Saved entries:
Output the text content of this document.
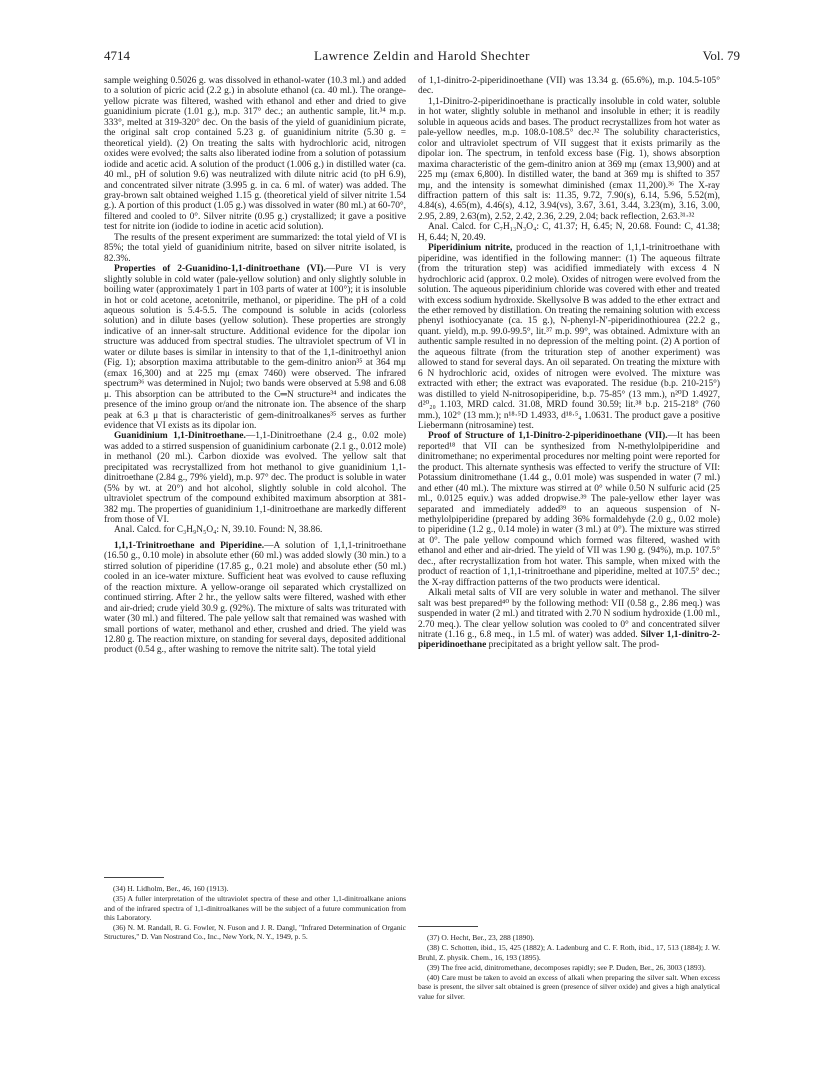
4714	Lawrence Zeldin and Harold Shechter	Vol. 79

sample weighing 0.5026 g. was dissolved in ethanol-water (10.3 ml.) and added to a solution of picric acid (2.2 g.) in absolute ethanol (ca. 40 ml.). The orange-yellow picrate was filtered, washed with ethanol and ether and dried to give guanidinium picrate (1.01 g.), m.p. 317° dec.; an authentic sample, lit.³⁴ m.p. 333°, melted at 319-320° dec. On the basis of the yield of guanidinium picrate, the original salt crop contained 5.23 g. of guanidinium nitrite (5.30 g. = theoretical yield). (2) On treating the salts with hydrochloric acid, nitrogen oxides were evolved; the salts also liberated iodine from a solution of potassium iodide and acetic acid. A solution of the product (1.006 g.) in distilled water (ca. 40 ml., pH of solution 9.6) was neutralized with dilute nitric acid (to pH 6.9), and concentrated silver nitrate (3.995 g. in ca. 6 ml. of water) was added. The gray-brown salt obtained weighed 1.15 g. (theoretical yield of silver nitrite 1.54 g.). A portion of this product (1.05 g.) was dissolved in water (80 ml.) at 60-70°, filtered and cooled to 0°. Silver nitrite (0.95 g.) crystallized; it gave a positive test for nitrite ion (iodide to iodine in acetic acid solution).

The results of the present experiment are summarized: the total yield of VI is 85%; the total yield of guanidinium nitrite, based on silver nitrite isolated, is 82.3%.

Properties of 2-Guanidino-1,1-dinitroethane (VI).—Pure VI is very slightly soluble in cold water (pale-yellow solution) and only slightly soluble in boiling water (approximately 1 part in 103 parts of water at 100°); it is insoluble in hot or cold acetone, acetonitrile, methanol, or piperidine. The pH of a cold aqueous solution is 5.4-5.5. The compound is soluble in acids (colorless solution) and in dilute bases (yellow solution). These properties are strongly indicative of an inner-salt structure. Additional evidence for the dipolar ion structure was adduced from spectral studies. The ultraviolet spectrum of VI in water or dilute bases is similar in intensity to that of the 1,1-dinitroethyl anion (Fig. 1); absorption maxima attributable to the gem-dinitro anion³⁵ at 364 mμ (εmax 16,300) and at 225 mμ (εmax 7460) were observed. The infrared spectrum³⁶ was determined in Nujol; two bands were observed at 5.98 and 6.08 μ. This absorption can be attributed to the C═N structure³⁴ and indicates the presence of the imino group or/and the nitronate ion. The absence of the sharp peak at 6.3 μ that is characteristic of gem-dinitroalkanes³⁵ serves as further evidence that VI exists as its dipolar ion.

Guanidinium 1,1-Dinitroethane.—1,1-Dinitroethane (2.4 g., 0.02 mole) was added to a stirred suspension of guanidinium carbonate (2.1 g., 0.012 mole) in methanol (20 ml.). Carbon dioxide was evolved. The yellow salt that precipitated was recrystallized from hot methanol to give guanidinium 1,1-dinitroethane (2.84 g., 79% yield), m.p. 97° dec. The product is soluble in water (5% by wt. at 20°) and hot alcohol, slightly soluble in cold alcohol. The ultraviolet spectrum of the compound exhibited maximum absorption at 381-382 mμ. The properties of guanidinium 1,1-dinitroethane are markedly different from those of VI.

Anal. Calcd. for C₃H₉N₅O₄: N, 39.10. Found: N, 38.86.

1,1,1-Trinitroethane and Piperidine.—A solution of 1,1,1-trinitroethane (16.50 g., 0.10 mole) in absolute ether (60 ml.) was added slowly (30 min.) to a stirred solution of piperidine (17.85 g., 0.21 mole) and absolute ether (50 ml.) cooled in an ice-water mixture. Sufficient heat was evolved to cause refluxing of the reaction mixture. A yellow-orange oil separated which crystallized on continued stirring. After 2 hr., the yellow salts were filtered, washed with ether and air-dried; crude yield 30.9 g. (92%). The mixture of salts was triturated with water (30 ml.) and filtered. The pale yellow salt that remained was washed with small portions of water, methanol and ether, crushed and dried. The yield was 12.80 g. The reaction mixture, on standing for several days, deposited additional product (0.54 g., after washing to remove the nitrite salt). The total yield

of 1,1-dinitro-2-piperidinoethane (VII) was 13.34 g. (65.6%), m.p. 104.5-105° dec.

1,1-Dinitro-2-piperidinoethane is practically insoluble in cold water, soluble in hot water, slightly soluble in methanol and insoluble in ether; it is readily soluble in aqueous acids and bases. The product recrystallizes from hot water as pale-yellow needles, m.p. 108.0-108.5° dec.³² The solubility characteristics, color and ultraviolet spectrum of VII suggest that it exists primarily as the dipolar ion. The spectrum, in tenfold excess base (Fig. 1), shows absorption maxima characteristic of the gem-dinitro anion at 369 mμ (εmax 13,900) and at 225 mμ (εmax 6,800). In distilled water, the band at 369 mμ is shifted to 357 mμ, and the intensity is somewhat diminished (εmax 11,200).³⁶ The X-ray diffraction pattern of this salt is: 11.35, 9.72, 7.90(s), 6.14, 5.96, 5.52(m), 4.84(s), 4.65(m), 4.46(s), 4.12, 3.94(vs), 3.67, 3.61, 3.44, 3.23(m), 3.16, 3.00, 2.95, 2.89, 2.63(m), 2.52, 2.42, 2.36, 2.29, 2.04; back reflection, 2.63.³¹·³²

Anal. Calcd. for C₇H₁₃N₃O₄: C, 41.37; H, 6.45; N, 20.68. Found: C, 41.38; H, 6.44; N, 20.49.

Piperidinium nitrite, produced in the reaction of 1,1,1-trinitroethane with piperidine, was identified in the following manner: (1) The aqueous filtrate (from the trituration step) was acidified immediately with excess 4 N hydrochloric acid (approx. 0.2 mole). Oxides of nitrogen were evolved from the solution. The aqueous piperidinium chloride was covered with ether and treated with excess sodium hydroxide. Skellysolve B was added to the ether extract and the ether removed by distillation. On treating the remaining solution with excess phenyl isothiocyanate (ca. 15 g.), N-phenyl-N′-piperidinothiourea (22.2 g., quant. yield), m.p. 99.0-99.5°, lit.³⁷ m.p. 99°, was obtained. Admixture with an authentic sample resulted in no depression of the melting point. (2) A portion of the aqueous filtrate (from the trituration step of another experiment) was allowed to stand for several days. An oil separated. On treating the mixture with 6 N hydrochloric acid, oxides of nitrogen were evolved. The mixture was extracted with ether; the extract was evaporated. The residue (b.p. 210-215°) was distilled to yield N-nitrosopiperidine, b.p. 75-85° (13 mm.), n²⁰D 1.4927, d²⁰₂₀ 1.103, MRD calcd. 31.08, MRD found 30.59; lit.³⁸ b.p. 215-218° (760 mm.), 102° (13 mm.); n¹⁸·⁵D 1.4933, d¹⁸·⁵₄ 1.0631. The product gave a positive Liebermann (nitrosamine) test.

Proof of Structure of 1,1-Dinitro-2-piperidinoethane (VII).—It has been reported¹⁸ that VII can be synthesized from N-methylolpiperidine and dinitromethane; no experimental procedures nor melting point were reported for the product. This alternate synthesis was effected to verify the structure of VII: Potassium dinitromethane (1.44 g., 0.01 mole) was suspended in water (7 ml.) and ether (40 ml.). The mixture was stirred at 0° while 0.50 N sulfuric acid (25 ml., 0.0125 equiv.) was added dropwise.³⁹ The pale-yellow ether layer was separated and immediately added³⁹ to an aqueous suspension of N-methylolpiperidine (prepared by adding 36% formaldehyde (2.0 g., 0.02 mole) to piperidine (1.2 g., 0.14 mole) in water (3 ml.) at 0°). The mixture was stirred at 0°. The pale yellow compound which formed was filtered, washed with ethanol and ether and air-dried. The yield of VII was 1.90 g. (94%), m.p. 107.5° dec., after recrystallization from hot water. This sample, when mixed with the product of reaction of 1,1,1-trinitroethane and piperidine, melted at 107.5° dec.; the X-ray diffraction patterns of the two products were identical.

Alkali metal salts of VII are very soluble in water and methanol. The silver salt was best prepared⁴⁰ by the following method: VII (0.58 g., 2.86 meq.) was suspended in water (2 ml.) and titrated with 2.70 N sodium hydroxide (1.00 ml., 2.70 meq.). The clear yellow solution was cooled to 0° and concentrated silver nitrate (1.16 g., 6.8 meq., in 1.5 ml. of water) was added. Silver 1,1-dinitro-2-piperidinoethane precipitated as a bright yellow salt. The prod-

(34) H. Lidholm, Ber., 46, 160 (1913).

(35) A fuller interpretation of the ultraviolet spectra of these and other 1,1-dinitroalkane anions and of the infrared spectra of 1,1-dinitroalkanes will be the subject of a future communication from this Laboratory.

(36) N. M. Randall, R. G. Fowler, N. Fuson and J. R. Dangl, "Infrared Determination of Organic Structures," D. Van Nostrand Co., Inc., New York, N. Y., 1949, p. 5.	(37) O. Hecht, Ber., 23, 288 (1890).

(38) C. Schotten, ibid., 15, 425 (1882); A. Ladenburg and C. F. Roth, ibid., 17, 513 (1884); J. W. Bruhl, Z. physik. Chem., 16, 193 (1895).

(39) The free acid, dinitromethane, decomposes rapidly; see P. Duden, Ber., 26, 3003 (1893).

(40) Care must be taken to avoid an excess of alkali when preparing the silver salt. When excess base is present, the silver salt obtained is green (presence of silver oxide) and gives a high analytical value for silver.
...
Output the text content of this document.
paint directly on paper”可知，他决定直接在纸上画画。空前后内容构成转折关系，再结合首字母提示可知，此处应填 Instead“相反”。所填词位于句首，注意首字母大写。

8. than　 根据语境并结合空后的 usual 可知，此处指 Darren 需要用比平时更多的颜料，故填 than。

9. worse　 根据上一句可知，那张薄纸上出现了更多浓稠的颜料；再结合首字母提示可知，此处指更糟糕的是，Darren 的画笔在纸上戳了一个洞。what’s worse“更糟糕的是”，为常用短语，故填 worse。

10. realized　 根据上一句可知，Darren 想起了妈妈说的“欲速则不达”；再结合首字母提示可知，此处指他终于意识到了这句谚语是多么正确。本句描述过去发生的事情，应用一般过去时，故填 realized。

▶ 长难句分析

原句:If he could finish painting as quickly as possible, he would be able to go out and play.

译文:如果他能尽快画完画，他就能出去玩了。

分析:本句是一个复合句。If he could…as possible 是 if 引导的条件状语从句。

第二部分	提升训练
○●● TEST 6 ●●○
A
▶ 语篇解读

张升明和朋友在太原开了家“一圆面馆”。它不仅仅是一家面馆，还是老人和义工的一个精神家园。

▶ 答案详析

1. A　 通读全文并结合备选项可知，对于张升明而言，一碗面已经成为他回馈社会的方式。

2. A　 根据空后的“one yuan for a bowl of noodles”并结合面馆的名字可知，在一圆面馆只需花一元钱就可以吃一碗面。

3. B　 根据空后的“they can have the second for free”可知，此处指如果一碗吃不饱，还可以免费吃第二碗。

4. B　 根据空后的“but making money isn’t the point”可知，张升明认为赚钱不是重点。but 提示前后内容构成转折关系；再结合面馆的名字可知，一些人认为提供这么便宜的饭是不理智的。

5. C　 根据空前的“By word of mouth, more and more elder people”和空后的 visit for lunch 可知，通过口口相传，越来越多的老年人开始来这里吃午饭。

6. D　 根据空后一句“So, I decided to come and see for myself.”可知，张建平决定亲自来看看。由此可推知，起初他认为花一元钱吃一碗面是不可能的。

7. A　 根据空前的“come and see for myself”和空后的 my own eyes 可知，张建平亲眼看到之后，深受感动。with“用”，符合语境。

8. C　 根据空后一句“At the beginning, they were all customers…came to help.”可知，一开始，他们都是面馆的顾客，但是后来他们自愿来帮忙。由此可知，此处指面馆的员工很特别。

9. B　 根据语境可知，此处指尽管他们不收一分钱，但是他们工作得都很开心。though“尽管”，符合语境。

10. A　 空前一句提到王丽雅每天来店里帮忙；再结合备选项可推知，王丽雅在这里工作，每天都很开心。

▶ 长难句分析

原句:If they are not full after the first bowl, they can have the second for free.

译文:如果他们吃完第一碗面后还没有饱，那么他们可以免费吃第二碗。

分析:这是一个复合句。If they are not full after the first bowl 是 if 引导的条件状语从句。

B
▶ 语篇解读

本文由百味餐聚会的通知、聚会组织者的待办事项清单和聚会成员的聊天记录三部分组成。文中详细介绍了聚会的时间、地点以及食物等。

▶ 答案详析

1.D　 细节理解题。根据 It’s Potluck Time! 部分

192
--
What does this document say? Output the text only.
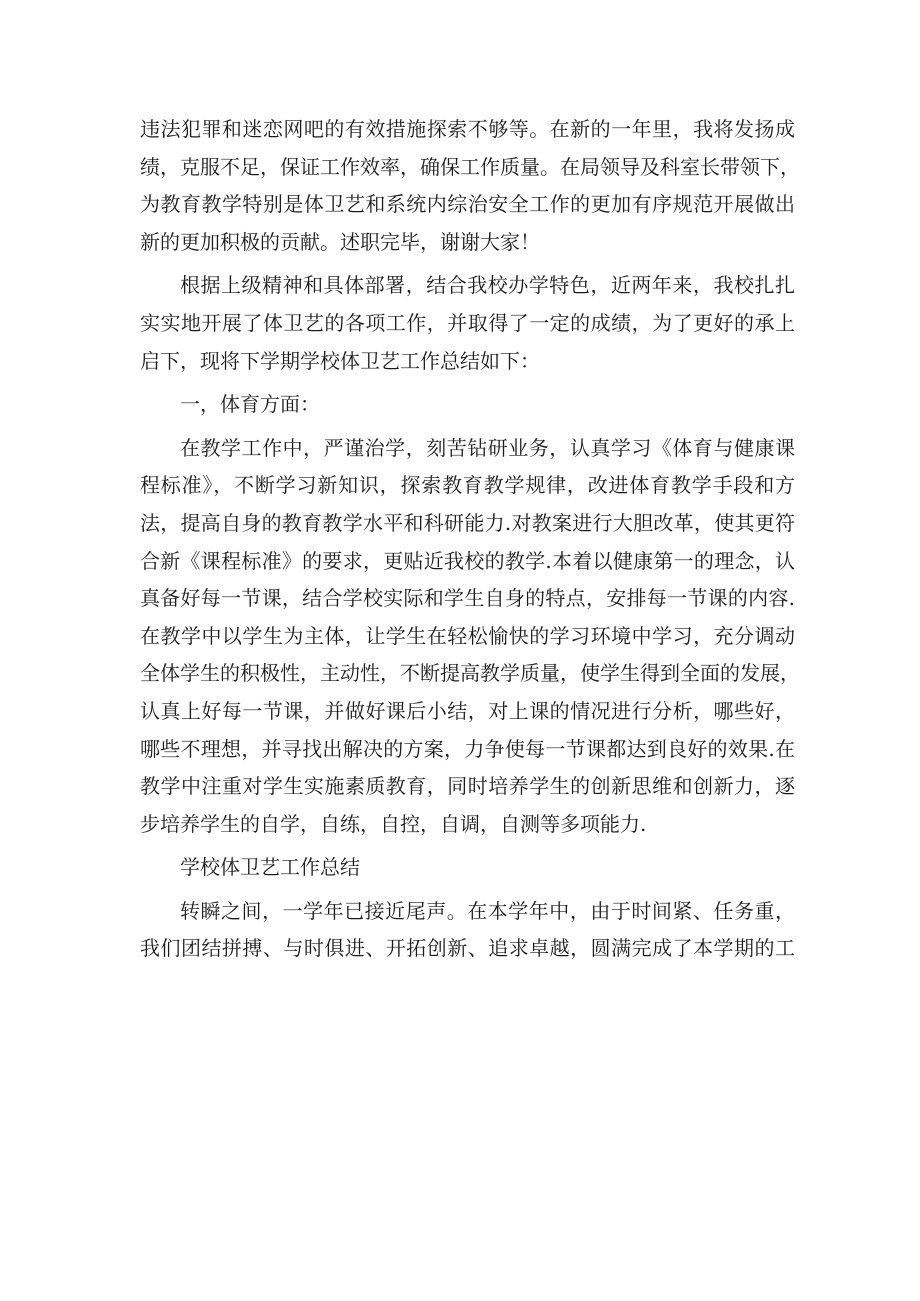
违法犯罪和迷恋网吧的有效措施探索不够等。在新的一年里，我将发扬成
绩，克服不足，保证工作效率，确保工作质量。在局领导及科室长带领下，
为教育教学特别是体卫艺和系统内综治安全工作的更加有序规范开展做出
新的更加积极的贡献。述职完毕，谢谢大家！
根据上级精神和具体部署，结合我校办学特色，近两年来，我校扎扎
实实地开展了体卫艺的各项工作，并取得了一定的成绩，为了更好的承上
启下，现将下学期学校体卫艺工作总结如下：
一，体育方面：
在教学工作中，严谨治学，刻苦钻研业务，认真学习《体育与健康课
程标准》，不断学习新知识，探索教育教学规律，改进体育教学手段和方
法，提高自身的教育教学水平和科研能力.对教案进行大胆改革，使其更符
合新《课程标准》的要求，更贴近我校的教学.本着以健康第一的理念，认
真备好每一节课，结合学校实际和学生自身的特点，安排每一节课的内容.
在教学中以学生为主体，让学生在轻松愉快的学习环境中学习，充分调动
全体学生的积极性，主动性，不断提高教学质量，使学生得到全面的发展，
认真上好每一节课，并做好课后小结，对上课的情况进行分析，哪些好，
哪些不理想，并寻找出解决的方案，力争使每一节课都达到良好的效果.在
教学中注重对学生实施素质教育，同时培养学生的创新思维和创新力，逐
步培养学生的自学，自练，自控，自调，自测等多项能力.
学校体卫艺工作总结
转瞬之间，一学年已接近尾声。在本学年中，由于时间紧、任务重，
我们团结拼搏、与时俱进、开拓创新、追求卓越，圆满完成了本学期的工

Aim of the task: Search the listing for the word "total". Copy every line in which it occurs.

Reply to the exercise:
The results of the present experiment are summarized: the total yield of VI is 85%; the total yield of guanidinium nitrite, based on silver nitrite isolated, is 82.3%.
1,1,1-Trinitroethane and Piperidine.—A solution of 1,1,1-trinitroethane (16.50 g., 0.10 mole) in absolute ether (60 ml.) was added slowly (30 min.) to a stirred solution of piperidine (17.85 g., 0.21 mole) and absolute ether (50 ml.) cooled in an ice-water mixture. Sufficient heat was evolved to cause refluxing of the reaction mixture. A yellow-orange oil separated which crystallized on continued stirring. After 2 hr., the yellow salts were filtered, washed with ether and air-dried; crude yield 30.9 g. (92%). The mixture of salts was triturated with water (30 ml.) and filtered. The pale yellow salt that remained was washed with small portions of water, methanol and ether, crushed and dried. The yield was 12.80 g. The reaction mixture, on standing for several days, deposited additional product (0.54 g., after washing to remove the nitrite salt). The total yield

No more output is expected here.